* **GIVEN INSTRUCTION**
Search the material below for the word "Full". Copy every line that has it.

-- start of DATASET --

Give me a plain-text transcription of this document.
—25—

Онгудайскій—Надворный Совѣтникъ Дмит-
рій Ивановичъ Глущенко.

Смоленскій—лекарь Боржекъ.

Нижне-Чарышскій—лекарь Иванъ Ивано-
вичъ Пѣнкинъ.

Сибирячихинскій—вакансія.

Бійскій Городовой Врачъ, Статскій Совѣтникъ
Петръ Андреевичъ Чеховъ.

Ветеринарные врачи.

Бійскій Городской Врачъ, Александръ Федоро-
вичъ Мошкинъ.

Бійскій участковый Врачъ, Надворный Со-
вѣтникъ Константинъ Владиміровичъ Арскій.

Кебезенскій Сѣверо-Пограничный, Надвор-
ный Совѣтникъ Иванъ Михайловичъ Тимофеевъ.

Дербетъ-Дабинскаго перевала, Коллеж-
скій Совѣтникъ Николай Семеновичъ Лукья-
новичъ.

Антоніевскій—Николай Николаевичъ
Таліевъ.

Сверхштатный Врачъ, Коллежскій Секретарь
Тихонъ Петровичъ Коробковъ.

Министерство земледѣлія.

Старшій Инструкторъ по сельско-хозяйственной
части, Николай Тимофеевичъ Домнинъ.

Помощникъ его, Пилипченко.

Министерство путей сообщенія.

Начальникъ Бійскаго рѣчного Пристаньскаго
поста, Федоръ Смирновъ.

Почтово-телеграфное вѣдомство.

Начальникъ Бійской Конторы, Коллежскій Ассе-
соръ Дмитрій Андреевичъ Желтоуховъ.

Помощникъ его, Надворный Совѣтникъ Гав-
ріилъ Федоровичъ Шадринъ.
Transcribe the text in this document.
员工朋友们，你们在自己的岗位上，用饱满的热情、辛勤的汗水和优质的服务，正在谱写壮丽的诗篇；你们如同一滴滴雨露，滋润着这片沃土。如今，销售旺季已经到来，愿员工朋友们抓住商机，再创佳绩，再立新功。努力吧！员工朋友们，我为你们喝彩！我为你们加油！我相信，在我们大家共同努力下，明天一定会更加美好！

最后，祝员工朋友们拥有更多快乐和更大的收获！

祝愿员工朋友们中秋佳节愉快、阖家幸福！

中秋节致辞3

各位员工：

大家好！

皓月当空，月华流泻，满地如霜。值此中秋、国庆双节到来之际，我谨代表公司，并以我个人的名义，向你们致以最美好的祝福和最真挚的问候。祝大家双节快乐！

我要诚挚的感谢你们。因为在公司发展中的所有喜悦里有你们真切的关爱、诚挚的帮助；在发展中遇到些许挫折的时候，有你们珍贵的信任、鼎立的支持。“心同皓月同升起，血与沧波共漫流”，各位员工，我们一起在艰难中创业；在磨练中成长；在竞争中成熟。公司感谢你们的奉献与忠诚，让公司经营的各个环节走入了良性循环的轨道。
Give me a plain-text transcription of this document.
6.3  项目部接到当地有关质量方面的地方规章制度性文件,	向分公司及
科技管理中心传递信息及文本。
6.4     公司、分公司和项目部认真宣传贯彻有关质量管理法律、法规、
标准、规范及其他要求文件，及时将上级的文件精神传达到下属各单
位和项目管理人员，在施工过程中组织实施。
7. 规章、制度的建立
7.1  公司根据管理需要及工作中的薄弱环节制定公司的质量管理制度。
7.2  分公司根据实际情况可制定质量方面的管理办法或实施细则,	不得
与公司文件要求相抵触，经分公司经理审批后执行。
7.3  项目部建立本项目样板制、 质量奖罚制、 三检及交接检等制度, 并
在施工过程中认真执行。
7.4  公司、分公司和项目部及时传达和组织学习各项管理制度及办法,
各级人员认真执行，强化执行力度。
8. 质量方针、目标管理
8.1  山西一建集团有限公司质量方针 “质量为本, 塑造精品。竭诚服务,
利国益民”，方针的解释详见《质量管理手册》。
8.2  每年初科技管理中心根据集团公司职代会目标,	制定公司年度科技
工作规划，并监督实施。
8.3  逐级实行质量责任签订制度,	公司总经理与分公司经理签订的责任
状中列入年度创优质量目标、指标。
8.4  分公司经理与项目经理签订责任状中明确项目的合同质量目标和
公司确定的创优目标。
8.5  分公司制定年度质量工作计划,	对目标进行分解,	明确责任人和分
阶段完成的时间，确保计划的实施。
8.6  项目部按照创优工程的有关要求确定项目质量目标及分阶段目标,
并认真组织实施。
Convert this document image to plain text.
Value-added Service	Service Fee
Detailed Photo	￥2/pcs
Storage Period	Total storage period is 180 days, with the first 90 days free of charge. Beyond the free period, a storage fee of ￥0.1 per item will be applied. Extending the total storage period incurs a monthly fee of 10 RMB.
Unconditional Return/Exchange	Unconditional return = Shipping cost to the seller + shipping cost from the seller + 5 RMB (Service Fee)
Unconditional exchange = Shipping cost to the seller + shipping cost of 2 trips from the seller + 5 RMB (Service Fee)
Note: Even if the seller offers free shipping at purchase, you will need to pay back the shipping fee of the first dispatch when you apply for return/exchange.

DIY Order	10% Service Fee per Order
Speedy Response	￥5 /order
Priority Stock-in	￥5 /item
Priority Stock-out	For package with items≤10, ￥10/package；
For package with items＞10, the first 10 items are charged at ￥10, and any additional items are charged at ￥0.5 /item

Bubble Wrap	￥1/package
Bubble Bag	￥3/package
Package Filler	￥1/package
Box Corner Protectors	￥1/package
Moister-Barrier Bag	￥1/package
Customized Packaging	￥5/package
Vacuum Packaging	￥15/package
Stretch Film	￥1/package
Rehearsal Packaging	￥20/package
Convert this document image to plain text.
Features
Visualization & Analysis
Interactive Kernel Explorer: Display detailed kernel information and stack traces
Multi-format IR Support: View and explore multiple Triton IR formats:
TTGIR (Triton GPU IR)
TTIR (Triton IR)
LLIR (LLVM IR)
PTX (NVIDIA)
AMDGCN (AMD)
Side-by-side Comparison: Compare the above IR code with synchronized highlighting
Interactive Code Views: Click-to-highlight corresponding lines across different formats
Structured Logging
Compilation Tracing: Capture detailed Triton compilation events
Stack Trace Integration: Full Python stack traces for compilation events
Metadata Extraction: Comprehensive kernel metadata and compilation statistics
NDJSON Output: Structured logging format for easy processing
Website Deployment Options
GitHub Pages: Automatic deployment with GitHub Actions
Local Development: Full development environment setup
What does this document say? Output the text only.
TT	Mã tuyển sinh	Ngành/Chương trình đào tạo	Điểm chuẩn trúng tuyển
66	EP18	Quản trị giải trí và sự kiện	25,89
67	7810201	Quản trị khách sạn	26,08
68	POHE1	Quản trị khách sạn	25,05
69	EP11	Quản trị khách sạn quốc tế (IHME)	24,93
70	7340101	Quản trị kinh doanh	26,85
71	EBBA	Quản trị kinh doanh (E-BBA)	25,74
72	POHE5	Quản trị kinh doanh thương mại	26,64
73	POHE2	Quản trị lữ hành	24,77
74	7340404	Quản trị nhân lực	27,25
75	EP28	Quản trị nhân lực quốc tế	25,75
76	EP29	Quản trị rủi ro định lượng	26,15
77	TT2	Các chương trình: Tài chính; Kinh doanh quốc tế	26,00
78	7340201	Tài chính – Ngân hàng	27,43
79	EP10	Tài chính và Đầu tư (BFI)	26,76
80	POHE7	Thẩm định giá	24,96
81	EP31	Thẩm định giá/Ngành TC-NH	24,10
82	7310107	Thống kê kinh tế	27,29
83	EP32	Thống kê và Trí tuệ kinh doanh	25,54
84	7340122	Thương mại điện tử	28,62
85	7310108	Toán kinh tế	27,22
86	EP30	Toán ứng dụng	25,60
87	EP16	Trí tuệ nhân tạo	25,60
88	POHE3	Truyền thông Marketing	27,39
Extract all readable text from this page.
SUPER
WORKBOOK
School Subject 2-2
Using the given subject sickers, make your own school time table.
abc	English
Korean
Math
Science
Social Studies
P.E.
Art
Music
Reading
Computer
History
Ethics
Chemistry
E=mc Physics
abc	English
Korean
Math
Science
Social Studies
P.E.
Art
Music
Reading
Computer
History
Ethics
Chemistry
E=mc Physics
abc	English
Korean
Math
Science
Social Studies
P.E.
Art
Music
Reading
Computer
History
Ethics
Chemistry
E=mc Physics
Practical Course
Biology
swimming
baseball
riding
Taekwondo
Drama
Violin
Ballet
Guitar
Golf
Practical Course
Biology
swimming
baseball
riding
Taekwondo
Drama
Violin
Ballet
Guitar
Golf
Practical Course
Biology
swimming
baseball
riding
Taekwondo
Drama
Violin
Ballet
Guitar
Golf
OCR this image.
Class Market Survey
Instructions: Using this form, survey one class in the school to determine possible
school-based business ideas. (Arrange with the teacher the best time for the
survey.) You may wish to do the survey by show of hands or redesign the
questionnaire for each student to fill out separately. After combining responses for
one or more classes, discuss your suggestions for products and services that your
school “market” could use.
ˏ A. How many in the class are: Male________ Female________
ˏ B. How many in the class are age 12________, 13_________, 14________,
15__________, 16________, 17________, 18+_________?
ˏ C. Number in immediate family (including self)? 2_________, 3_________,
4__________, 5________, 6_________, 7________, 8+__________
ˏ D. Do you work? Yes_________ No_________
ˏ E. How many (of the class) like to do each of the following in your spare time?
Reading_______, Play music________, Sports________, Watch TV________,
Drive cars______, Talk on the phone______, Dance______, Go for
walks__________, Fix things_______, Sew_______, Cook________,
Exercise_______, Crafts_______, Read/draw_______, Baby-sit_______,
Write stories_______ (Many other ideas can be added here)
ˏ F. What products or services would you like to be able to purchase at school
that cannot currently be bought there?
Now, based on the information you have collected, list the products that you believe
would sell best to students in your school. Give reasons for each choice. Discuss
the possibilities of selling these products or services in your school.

-- end of DATASET --

* **RESPONSE TO THIS EXERCISE**
Stack Trace Integration: Full Python stack traces for compilation events
Local Development: Full development environment setup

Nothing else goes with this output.